:: Material shown
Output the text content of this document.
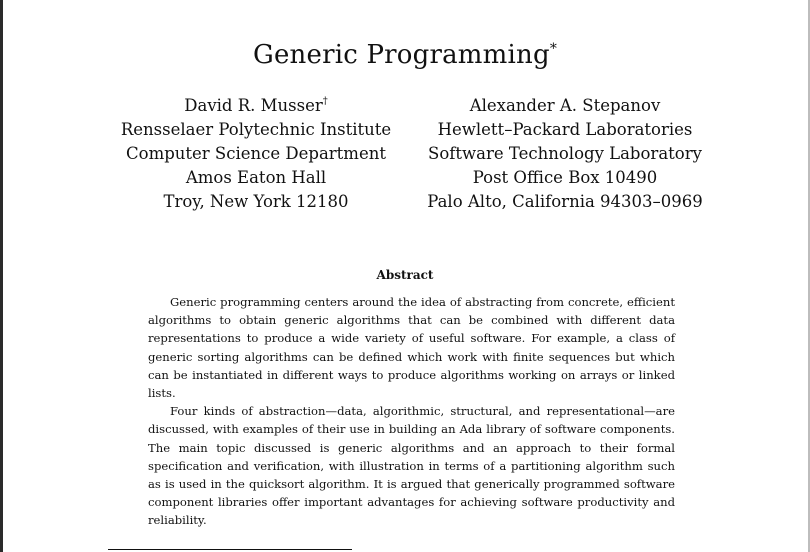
Generic Programming*
David R. Musser†
Rensselaer Polytechnic Institute
Computer Science Department
Amos Eaton Hall
Troy, New York 12180
Alexander A. Stepanov
Hewlett–Packard Laboratories
Software Technology Laboratory
Post Office Box 10490
Palo Alto, California 94303–0969
Abstract

Generic programming centers around the idea of abstracting from concrete, efficient algorithms to obtain generic algorithms that can be combined with different data representations to produce a wide variety of useful software. For example, a class of generic sorting algorithms can be defined which work with finite sequences but which can be instantiated in different ways to produce algorithms working on arrays or linked lists.

Four kinds of abstraction—data, algorithmic, structural, and representational—are discussed, with examples of their use in building an Ada library of software components. The main topic discussed is generic algorithms and an approach to their formal specification and verification, with illustration in terms of a partitioning algorithm such as is used in the quicksort algorithm. It is argued that generically programmed software component libraries offer important advantages for achieving software productivity and reliability.
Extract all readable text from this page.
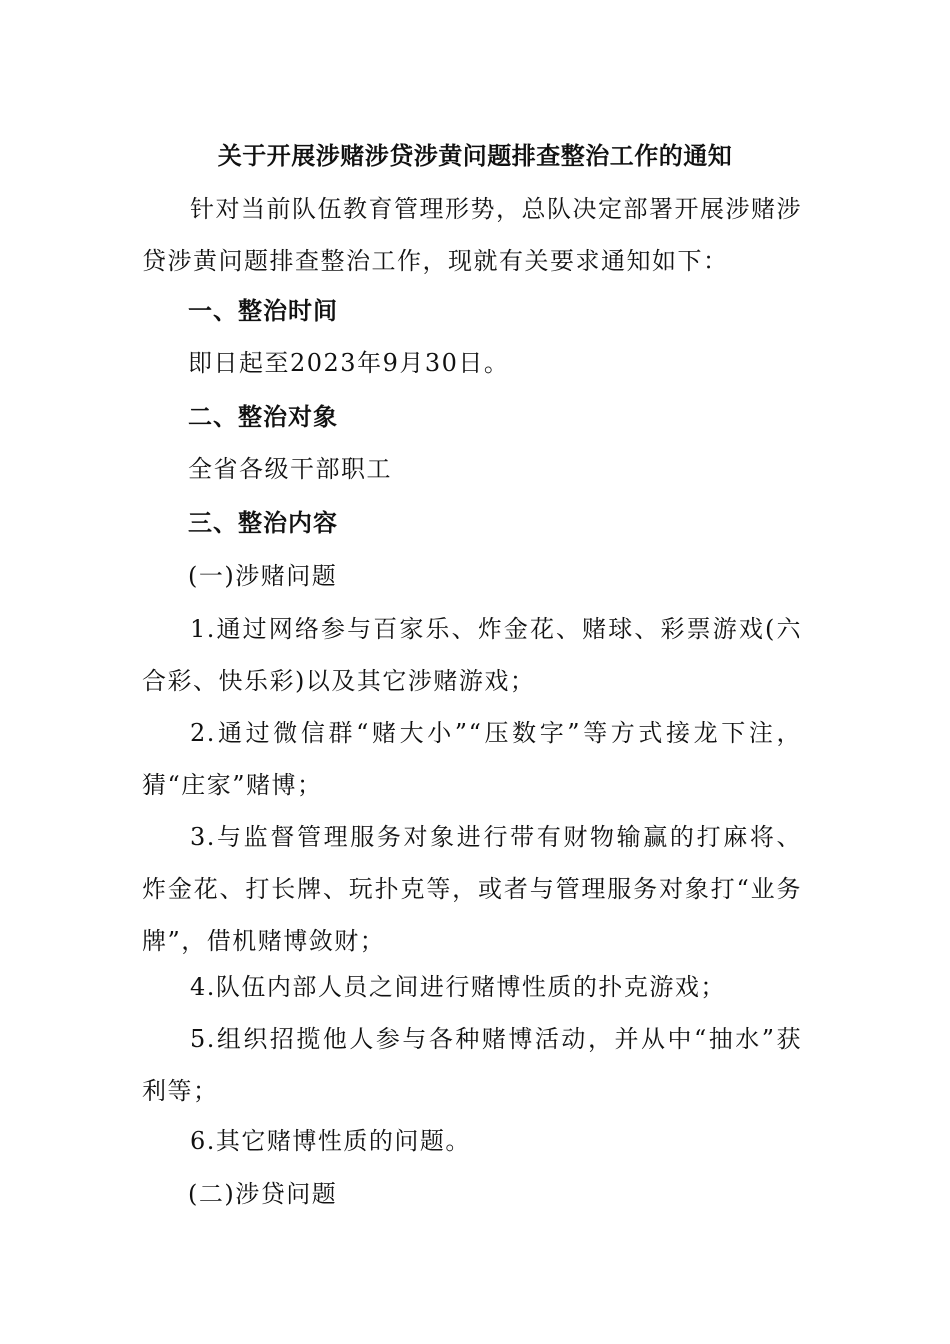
关于开展涉赌涉贷涉黄问题排查整治工作的通知
针对当前队伍教育管理形势，总队决定部署开展涉赌涉贷涉黄问题排查整治工作，现就有关要求通知如下：
一、整治时间
即日起至2023年9月30日。
二、整治对象
全省各级干部职工
三、整治内容
(一)涉赌问题
1.通过网络参与百家乐、炸金花、赌球、彩票游戏(六合彩、快乐彩)以及其它涉赌游戏；
2.通过微信群“赌大小”“压数字”等方式接龙下注，猜“庄家”赌博；
3.与监督管理服务对象进行带有财物输赢的打麻将、炸金花、打长牌、玩扑克等，或者与管理服务对象打“业务牌”，借机赌博敛财；
4.队伍内部人员之间进行赌博性质的扑克游戏；
5.组织招揽他人参与各种赌博活动，并从中“抽水”获利等；
6.其它赌博性质的问题。
(二)涉贷问题
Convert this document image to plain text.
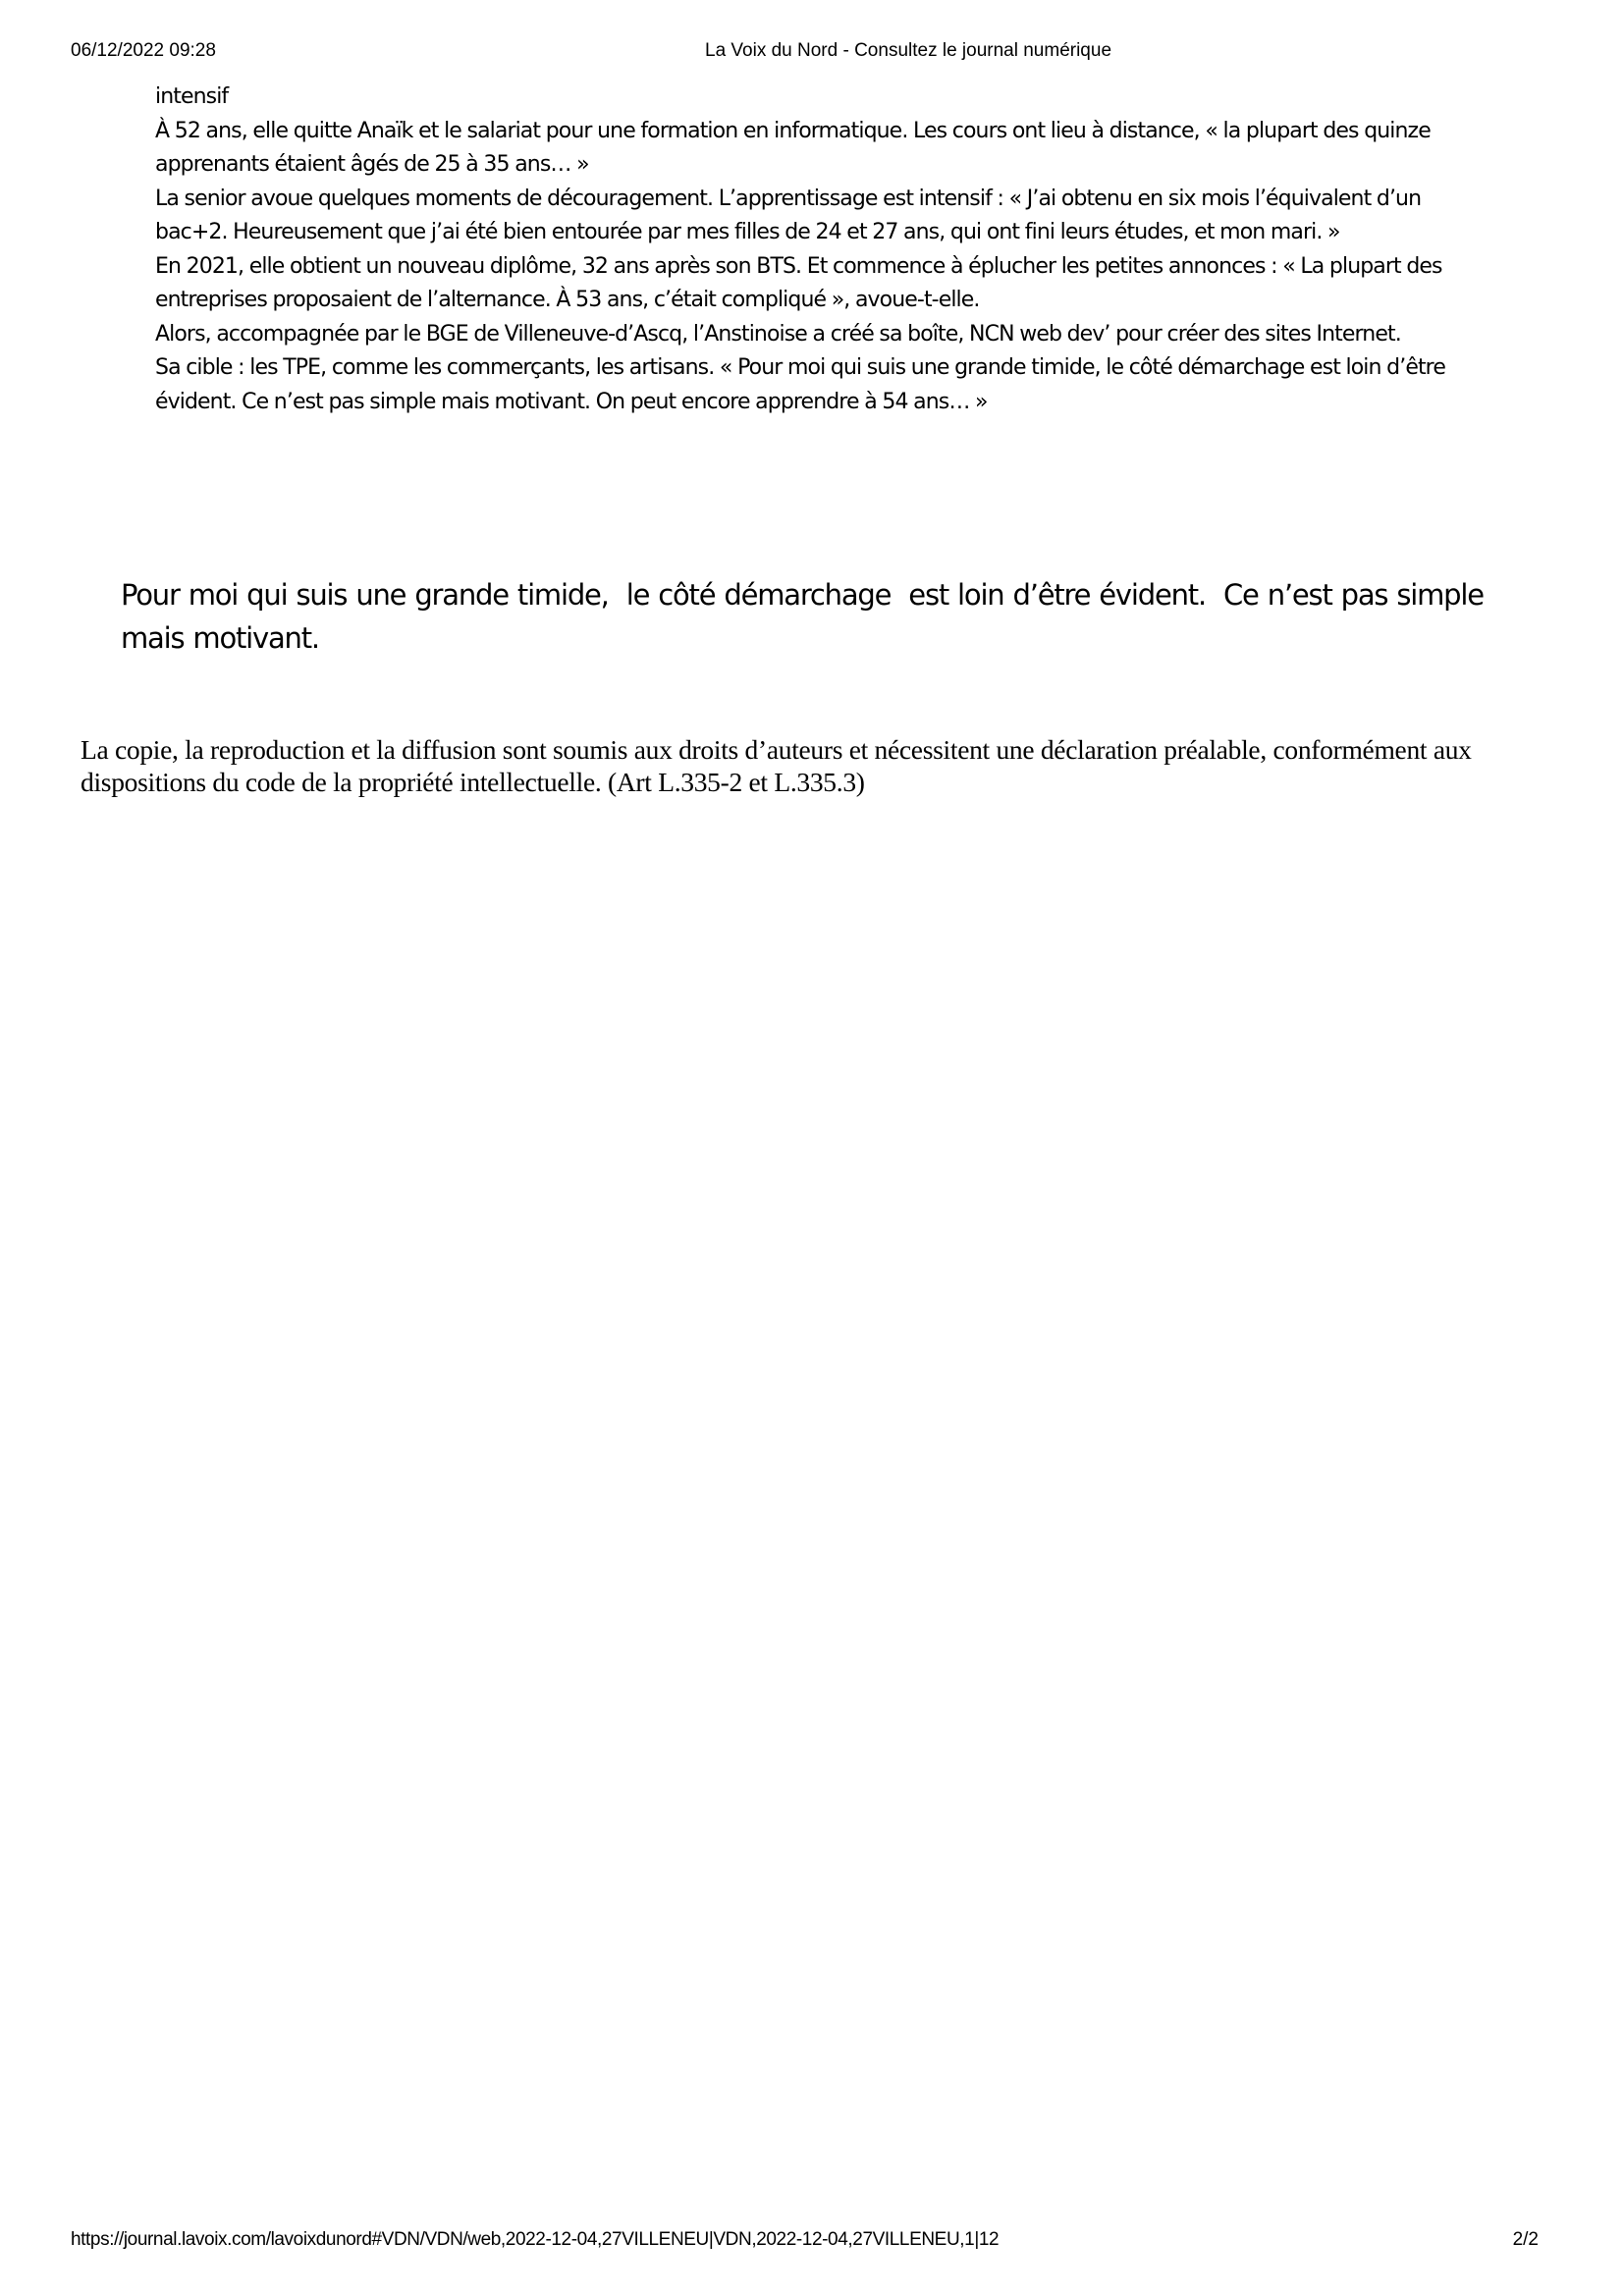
06/12/2022 09:28	La Voix du Nord - Consultez le journal numérique

intensif

À 52 ans, elle quitte Anaïk et le salariat pour une formation en informatique. Les cours ont lieu à distance, « la plupart des quinze apprenants étaient âgés de 25 à 35 ans… »

La senior avoue quelques moments de découragement. L’apprentissage est intensif : « J’ai obtenu en six mois l’équivalent d’un bac+2. Heureusement que j’ai été bien entourée par mes filles de 24 et 27 ans, qui ont fini leurs études, et mon mari. »

En 2021, elle obtient un nouveau diplôme, 32 ans après son BTS. Et commence à éplucher les petites annonces : « La plupart des entreprises proposaient de l’alternance. À 53 ans, c’était compliqué », avoue-t-elle.

Alors, accompagnée par le BGE de Villeneuve-d’Ascq, l’Anstinoise a créé sa boîte, NCN web dev’ pour créer des sites Internet.

Sa cible : les TPE, comme les commerçants, les artisans. « Pour moi qui suis une grande timide, le côté démarchage est loin d’être évident. Ce n’est pas simple mais motivant. On peut encore apprendre à 54 ans… »

Pour moi qui suis une grande timide,  le côté démarchage  est loin d’être évident.  Ce n’est pas simple  mais motivant.
La copie, la reproduction et la diffusion sont soumis aux droits d’auteurs et nécessitent une déclaration préalable, conformément aux dispositions du code de la propriété intellectuelle. (Art L.335-2 et L.335.3)
https://journal.lavoix.com/lavoixdunord#VDN/VDN/web,2022-12-04,27VILLENEU|VDN,2022-12-04,27VILLENEU,1|12	2/2
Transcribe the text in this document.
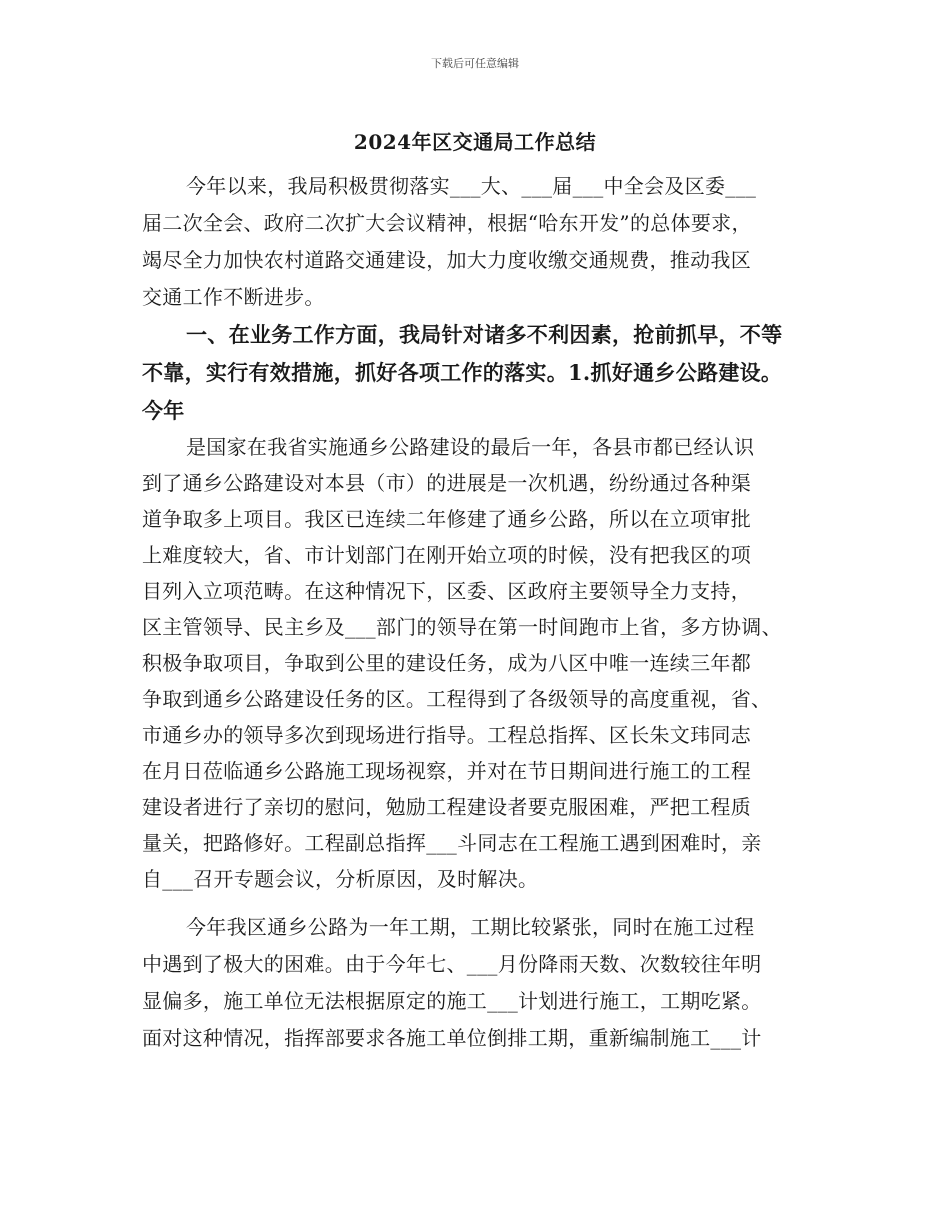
下载后可任意编辑
2024年区交通局工作总结
今年以来，我局积极贯彻落实___大、___届___中全会及区委___
届二次全会、政府二次扩大会议精神，根据“哈东开发”的总体要求，
竭尽全力加快农村道路交通建设，加大力度收缴交通规费，推动我区
交通工作不断进步。
一、在业务工作方面，我局针对诸多不利因素，抢前抓早，不等
不靠，实行有效措施，抓好各项工作的落实。1.抓好通乡公路建设。
今年
是国家在我省实施通乡公路建设的最后一年，各县市都已经认识
到了通乡公路建设对本县（市）的进展是一次机遇，纷纷通过各种渠
道争取多上项目。我区已连续二年修建了通乡公路，所以在立项审批
上难度较大，省、市计划部门在刚开始立项的时候，没有把我区的项
目列入立项范畴。在这种情况下，区委、区政府主要领导全力支持，
区主管领导、民主乡及___部门的领导在第一时间跑市上省，多方协调、
积极争取项目，争取到公里的建设任务，成为八区中唯一连续三年都
争取到通乡公路建设任务的区。工程得到了各级领导的高度重视，省、
市通乡办的领导多次到现场进行指导。工程总指挥、区长朱文玮同志
在月日莅临通乡公路施工现场视察，并对在节日期间进行施工的工程
建设者进行了亲切的慰问，勉励工程建设者要克服困难，严把工程质
量关，把路修好。工程副总指挥___斗同志在工程施工遇到困难时，亲
自___召开专题会议，分析原因，及时解决。
今年我区通乡公路为一年工期，工期比较紧张，同时在施工过程
中遇到了极大的困难。由于今年七、___月份降雨天数、次数较往年明
显偏多，施工单位无法根据原定的施工___计划进行施工，工期吃紧。
面对这种情况，指挥部要求各施工单位倒排工期，重新编制施工___计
::::
**Problem requirements:** Report the number of lines in the listing that include the string "document"; give nothing but the number.

**Solution for this exercise:** 3